(Instructions for the task): Set down each entry exactly as given; pictures should not appear in the copy.

(Material provided):
• • • • • • •
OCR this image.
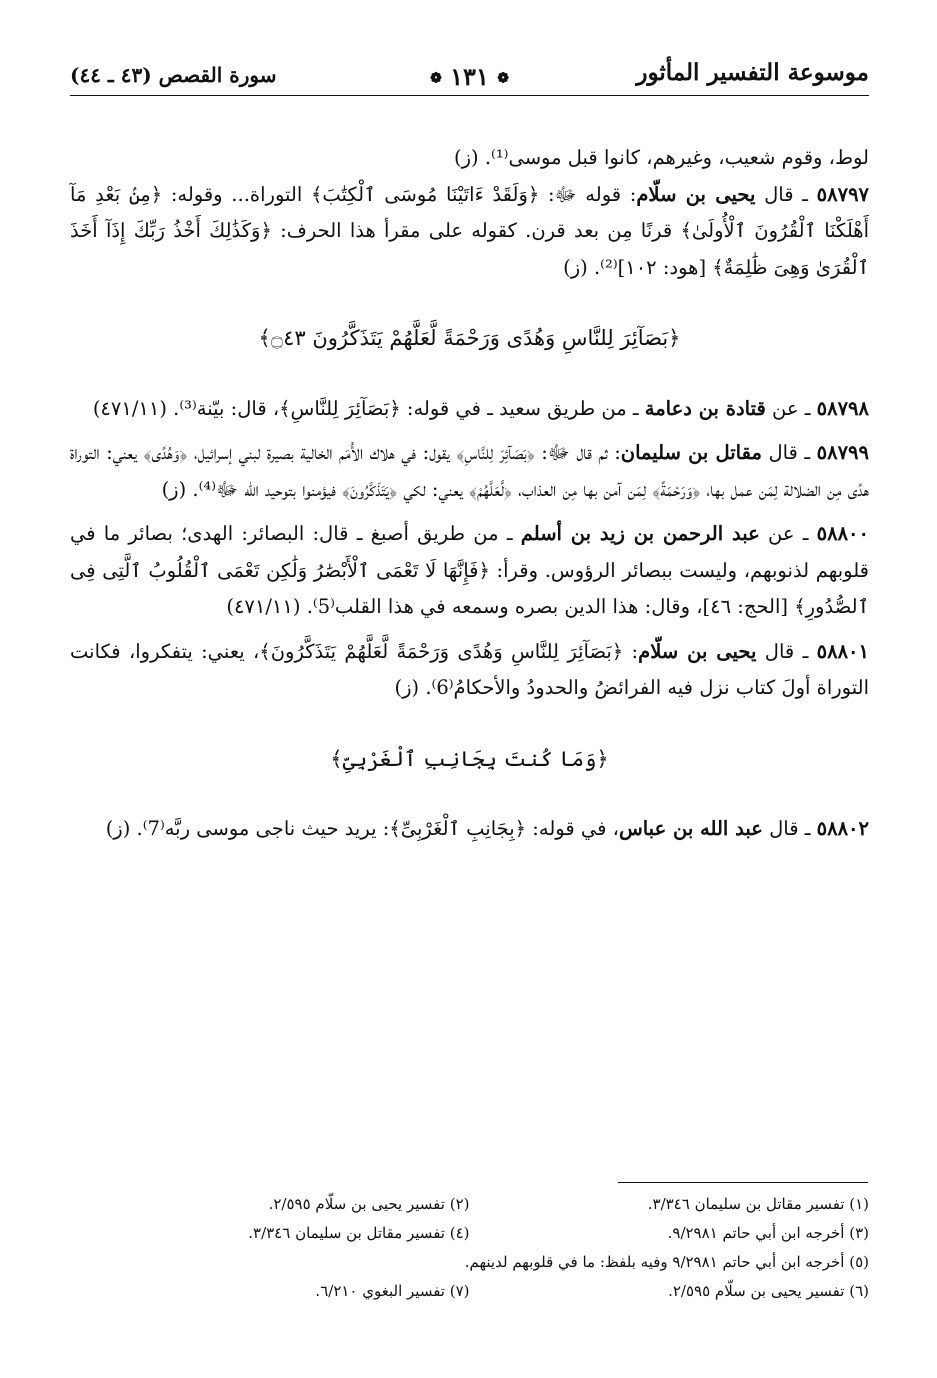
موسوعة التفسير المأثور
❁ ١٣١ ❁
سورة القصص (٤٣ ـ ٤٤)

لوط، وقوم شعيب، وغيرهم، كانوا قبل موسى⁽¹⁾. (ز)

٥٨٧٩٧ ـ قال يحيى بن سلّام: قوله ﷻ: ﴿وَلَقَدْ ءَاتَيْنَا مُوسَى ٱلْكِتَٰبَ﴾ التوراة... وقوله: ﴿مِنۢ بَعْدِ مَآ أَهْلَكْنَا ٱلْقُرُونَ ٱلْأُولَىٰ﴾ قرنًا مِن بعد قرن. كقوله على مقرأ هذا الحرف: ﴿وَكَذَٰلِكَ أَخْذُ رَبِّكَ إِذَآ أَخَذَ ٱلْقُرَىٰ وَهِىَ ظَٰلِمَةٌ﴾ [هود: ١٠٢]⁽²⁾. (ز)

﴿بَصَآئِرَ لِلنَّاسِ وَهُدًى وَرَحْمَةً لَّعَلَّهُمْ يَتَذَكَّرُونَ ۝٤٣﴾

٥٨٧٩٨ ـ عن قتادة بن دعامة ـ من طريق سعيد ـ في قوله: ﴿بَصَآئِرَ لِلنَّاسِ﴾، قال: بيّنة⁽³⁾. (٤٧١/١١)

٥٨٧٩٩ ـ قال مقاتل بن سليمان: ثم قال ﷻ: ﴿بَصَآئِرَ لِلنَّاسِ﴾ يقول: في هلاك الأُمَم الخالية بصيرة لبني إسرائيل، ﴿وَهُدًى﴾ يعني: التوراة هدًى مِن الضلالة لِمَن عمل بها، ﴿وَرَحْمَةً﴾ لِمَن آمن بها مِن العذاب، ﴿لَّعَلَّهُمْ﴾ يعني: لكي ﴿يَتَذَكَّرُونَ﴾ فيؤمنوا بتوحيد الله ﷻ⁽⁴⁾. (ز)

٥٨٨٠٠ ـ عن عبد الرحمن بن زيد بن أسلم ـ من طريق أصبغ ـ قال: البصائر: الهدى؛ بصائر ما في قلوبهم لذنوبهم، وليست ببصائر الرؤوس. وقرأ: ﴿فَإِنَّهَا لَا تَعْمَى ٱلْأَبْصَٰرُ وَلَٰكِن تَعْمَى ٱلْقُلُوبُ ٱلَّتِى فِى ٱلصُّدُورِ﴾ [الحج: ٤٦]، وقال: هذا الدين بصره وسمعه في هذا القلب⁽5⁾. (٤٧١/١١)

٥٨٨٠١ ـ قال يحيى بن سلّام: ﴿بَصَآئِرَ لِلنَّاسِ وَهُدًى وَرَحْمَةً لَّعَلَّهُمْ يَتَذَكَّرُونَ﴾، يعني: يتفكروا، فكانت التوراة أولَ كتاب نزل فيه الفرائضُ والحدودُ والأحكامُ⁽6⁾. (ز)

﴿وَمَا كُنتَ بِجَانِبِ ٱلْغَرْبِىِّ﴾

٥٨٨٠٢ ـ قال عبد الله بن عباس، في قوله: ﴿بِجَانِبِ ٱلْغَرْبِىِّ﴾: يريد حيث ناجى موسى ربَّه⁽7⁾. (ز)

(١) تفسير مقاتل بن سليمان ٣/٣٤٦.
(٢) تفسير يحيى بن سلّام ٢/٥٩٥.
(٣) أخرجه ابن أبي حاتم ٩/٢٩٨١.
(٤) تفسير مقاتل بن سليمان ٣/٣٤٦.
(٥) أخرجه ابن أبي حاتم ٩/٢٩٨١ وفيه بلفظ: ما في قلوبهم لدينهم.
(٦) تفسير يحيى بن سلّام ٢/٥٩٥.
(٧) تفسير البغوي ٦/٢١٠.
• • • • • • •
(Worked solution):
OCR this image.
موسوعة التفسير المأثور
❁ ١٣١ ❁
سورة القصص (٤٣ ـ ٤٤)

لوط، وقوم شعيب، وغيرهم، كانوا قبل موسى⁽¹⁾. (ز)

٥٨٧٩٧ ـ قال يحيى بن سلّام: قوله ﷻ: ﴿وَلَقَدْ ءَاتَيْنَا مُوسَى ٱلْكِتَٰبَ﴾ التوراة... وقوله: ﴿مِنۢ بَعْدِ مَآ أَهْلَكْنَا ٱلْقُرُونَ ٱلْأُولَىٰ﴾ قرنًا مِن بعد قرن. كقوله على مقرأ هذا الحرف: ﴿وَكَذَٰلِكَ أَخْذُ رَبِّكَ إِذَآ أَخَذَ ٱلْقُرَىٰ وَهِىَ ظَٰلِمَةٌ﴾ [هود: ١٠٢]⁽²⁾. (ز)

﴿بَصَآئِرَ لِلنَّاسِ وَهُدًى وَرَحْمَةً لَّعَلَّهُمْ يَتَذَكَّرُونَ ۝٤٣﴾

٥٨٧٩٨ ـ عن قتادة بن دعامة ـ من طريق سعيد ـ في قوله: ﴿بَصَآئِرَ لِلنَّاسِ﴾، قال: بيّنة⁽³⁾. (٤٧١/١١)

٥٨٧٩٩ ـ قال مقاتل بن سليمان: ثم قال ﷻ: ﴿بَصَآئِرَ لِلنَّاسِ﴾ يقول: في هلاك الأُمَم الخالية بصيرة لبني إسرائيل، ﴿وَهُدًى﴾ يعني: التوراة هدًى مِن الضلالة لِمَن عمل بها، ﴿وَرَحْمَةً﴾ لِمَن آمن بها مِن العذاب، ﴿لَّعَلَّهُمْ﴾ يعني: لكي ﴿يَتَذَكَّرُونَ﴾ فيؤمنوا بتوحيد الله ﷻ⁽⁴⁾. (ز)

٥٨٨٠٠ ـ عن عبد الرحمن بن زيد بن أسلم ـ من طريق أصبغ ـ قال: البصائر: الهدى؛ بصائر ما في قلوبهم لذنوبهم، وليست ببصائر الرؤوس. وقرأ: ﴿فَإِنَّهَا لَا تَعْمَى ٱلْأَبْصَٰرُ وَلَٰكِن تَعْمَى ٱلْقُلُوبُ ٱلَّتِى فِى ٱلصُّدُورِ﴾ [الحج: ٤٦]، وقال: هذا الدين بصره وسمعه في هذا القلب⁽5⁾. (٤٧١/١١)

٥٨٨٠١ ـ قال يحيى بن سلّام: ﴿بَصَآئِرَ لِلنَّاسِ وَهُدًى وَرَحْمَةً لَّعَلَّهُمْ يَتَذَكَّرُونَ﴾، يعني: يتفكروا، فكانت التوراة أولَ كتاب نزل فيه الفرائضُ والحدودُ والأحكامُ⁽6⁾. (ز)

﴿وَمَا كُنتَ بِجَانِبِ ٱلْغَرْبِىِّ﴾

٥٨٨٠٢ ـ قال عبد الله بن عباس، في قوله: ﴿بِجَانِبِ ٱلْغَرْبِىِّ﴾: يريد حيث ناجى موسى ربَّه⁽7⁾. (ز)

(١) تفسير مقاتل بن سليمان ٣/٣٤٦.
(٢) تفسير يحيى بن سلّام ٢/٥٩٥.
(٣) أخرجه ابن أبي حاتم ٩/٢٩٨١.
(٤) تفسير مقاتل بن سليمان ٣/٣٤٦.
(٥) أخرجه ابن أبي حاتم ٩/٢٩٨١ وفيه بلفظ: ما في قلوبهم لدينهم.
(٦) تفسير يحيى بن سلّام ٢/٥٩٥.
(٧) تفسير البغوي ٦/٢١٠.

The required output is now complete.